(Data records)
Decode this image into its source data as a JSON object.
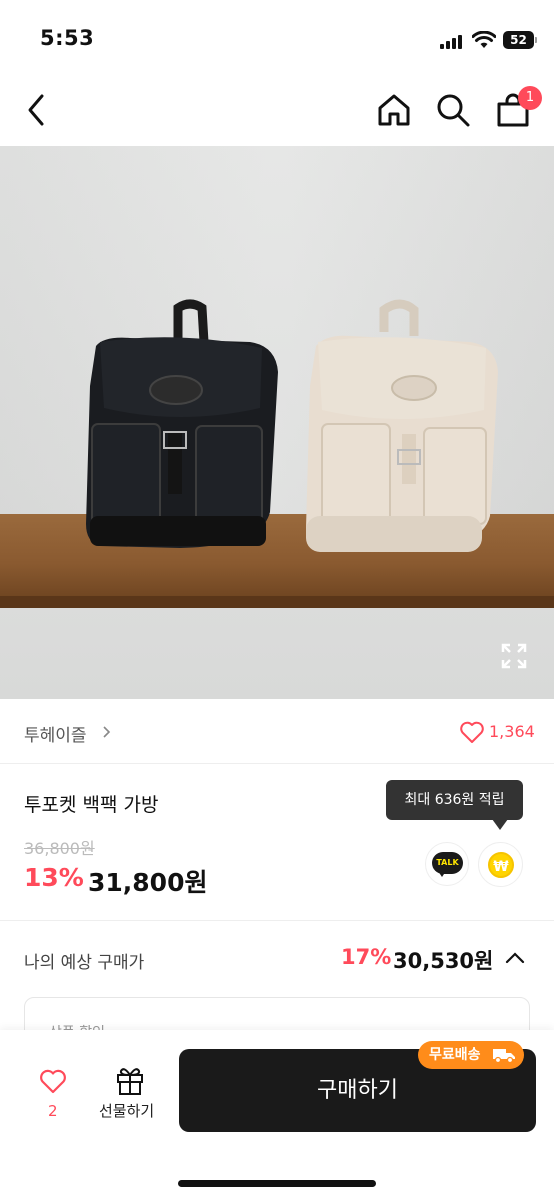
{
  "status_bar": {
    "time": "5:53",
    "battery": "52"
  },
  "header": {
    "cart_badge": "1"
  },
  "product_image": {
    "alt": "product-photo-backpacks"
  },
  "brand": {
    "name": "투헤이즐",
    "likes": "1,364"
  },
  "product": {
    "title": "투포켓 백팩 가방",
    "original_price": "36,800원",
    "discount_rate": "13%",
    "sale_price": "31,800원",
    "points_tooltip": "최대 636원 적립",
    "talk_label": "TALK",
    "point_symbol": "₩"
  },
  "expected": {
    "label": "나의 예상 구매가",
    "rate": "17%",
    "price": "30,530원",
    "coupon_label": "상품 할인"
  },
  "bottom_bar": {
    "wish_count": "2",
    "gift_label": "선물하기",
    "buy_label": "구매하기",
    "free_shipping": "무료배송"
  },
  "colors": {
    "accent": "#ff4a5a",
    "buy_button": "#1a1a1a",
    "free_shipping": "#ff8c1a"
  }
}
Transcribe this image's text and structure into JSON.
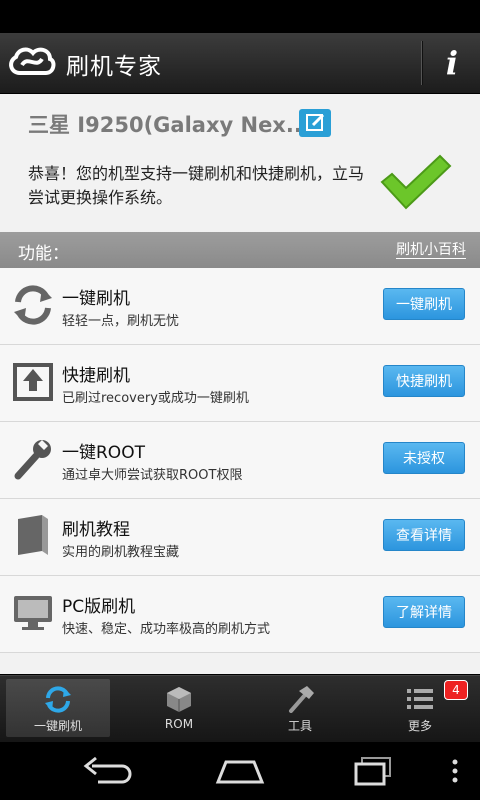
{
  "header": {
    "title": "刷机专家",
    "info_label": "i"
  },
  "device": {
    "name": "三星 I9250(Galaxy Nex..."
  },
  "support_message": "恭喜！您的机型支持一键刷机和快捷刷机，立马尝试更换操作系统。",
  "section": {
    "title": "功能：",
    "link": "刷机小百科"
  },
  "features": [
    {
      "title": "一键刷机",
      "subtitle": "轻轻一点，刷机无忧",
      "button": "一键刷机",
      "icon": "refresh-arrows-icon"
    },
    {
      "title": "快捷刷机",
      "subtitle": "已刷过recovery或成功一键刷机",
      "button": "快捷刷机",
      "icon": "upload-tray-icon"
    },
    {
      "title": "一键ROOT",
      "subtitle": "通过卓大师尝试获取ROOT权限",
      "button": "未授权",
      "icon": "wrench-icon"
    },
    {
      "title": "刷机教程",
      "subtitle": "实用的刷机教程宝藏",
      "button": "查看详情",
      "icon": "book-icon"
    },
    {
      "title": "PC版刷机",
      "subtitle": "快速、稳定、成功率极高的刷机方式",
      "button": "了解详情",
      "icon": "monitor-icon"
    }
  ],
  "tabs": [
    {
      "label": "一键刷机",
      "icon": "sync-icon",
      "active": true
    },
    {
      "label": "ROM",
      "icon": "cube-icon",
      "active": false
    },
    {
      "label": "工具",
      "icon": "hammer-icon",
      "active": false
    },
    {
      "label": "更多",
      "icon": "list-icon",
      "active": false,
      "badge": "4"
    }
  ],
  "colors": {
    "accent": "#2c95de",
    "check": "#6cc62a",
    "badge": "#e22222"
  }
}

## Problem to work on
Restate the entire listing word for word, excluding pictures.

## Written solution
Decode this image into its source data as a JSON object.
{
  "status_bar": {
    "time": "5:53",
    "battery": "52"
  },
  "header": {
    "cart_badge": "1"
  },
  "product_image": {
    "alt": "product-photo-backpacks"
  },
  "brand": {
    "name": "투헤이즐",
    "likes": "1,364"
  },
  "product": {
    "title": "투포켓 백팩 가방",
    "original_price": "36,800원",
    "discount_rate": "13%",
    "sale_price": "31,800원",
    "points_tooltip": "최대 636원 적립",
    "talk_label": "TALK",
    "point_symbol": "₩"
  },
  "expected": {
    "label": "나의 예상 구매가",
    "rate": "17%",
    "price": "30,530원",
    "coupon_label": "상품 할인"
  },
  "bottom_bar": {
    "wish_count": "2",
    "gift_label": "선물하기",
    "buy_label": "구매하기",
    "free_shipping": "무료배송"
  },
  "colors": {
    "accent": "#ff4a5a",
    "buy_button": "#1a1a1a",
    "free_shipping": "#ff8c1a"
  }
}
Transcribe this image's text and structure into JSON.
{
  "header": {
    "title": "刷机专家",
    "info_label": "i"
  },
  "device": {
    "name": "三星 I9250(Galaxy Nex..."
  },
  "support_message": "恭喜！您的机型支持一键刷机和快捷刷机，立马尝试更换操作系统。",
  "section": {
    "title": "功能：",
    "link": "刷机小百科"
  },
  "features": [
    {
      "title": "一键刷机",
      "subtitle": "轻轻一点，刷机无忧",
      "button": "一键刷机",
      "icon": "refresh-arrows-icon"
    },
    {
      "title": "快捷刷机",
      "subtitle": "已刷过recovery或成功一键刷机",
      "button": "快捷刷机",
      "icon": "upload-tray-icon"
    },
    {
      "title": "一键ROOT",
      "subtitle": "通过卓大师尝试获取ROOT权限",
      "button": "未授权",
      "icon": "wrench-icon"
    },
    {
      "title": "刷机教程",
      "subtitle": "实用的刷机教程宝藏",
      "button": "查看详情",
      "icon": "book-icon"
    },
    {
      "title": "PC版刷机",
      "subtitle": "快速、稳定、成功率极高的刷机方式",
      "button": "了解详情",
      "icon": "monitor-icon"
    }
  ],
  "tabs": [
    {
      "label": "一键刷机",
      "icon": "sync-icon",
      "active": true
    },
    {
      "label": "ROM",
      "icon": "cube-icon",
      "active": false
    },
    {
      "label": "工具",
      "icon": "hammer-icon",
      "active": false
    },
    {
      "label": "更多",
      "icon": "list-icon",
      "active": false,
      "badge": "4"
    }
  ],
  "colors": {
    "accent": "#2c95de",
    "check": "#6cc62a",
    "badge": "#e22222"
  }
}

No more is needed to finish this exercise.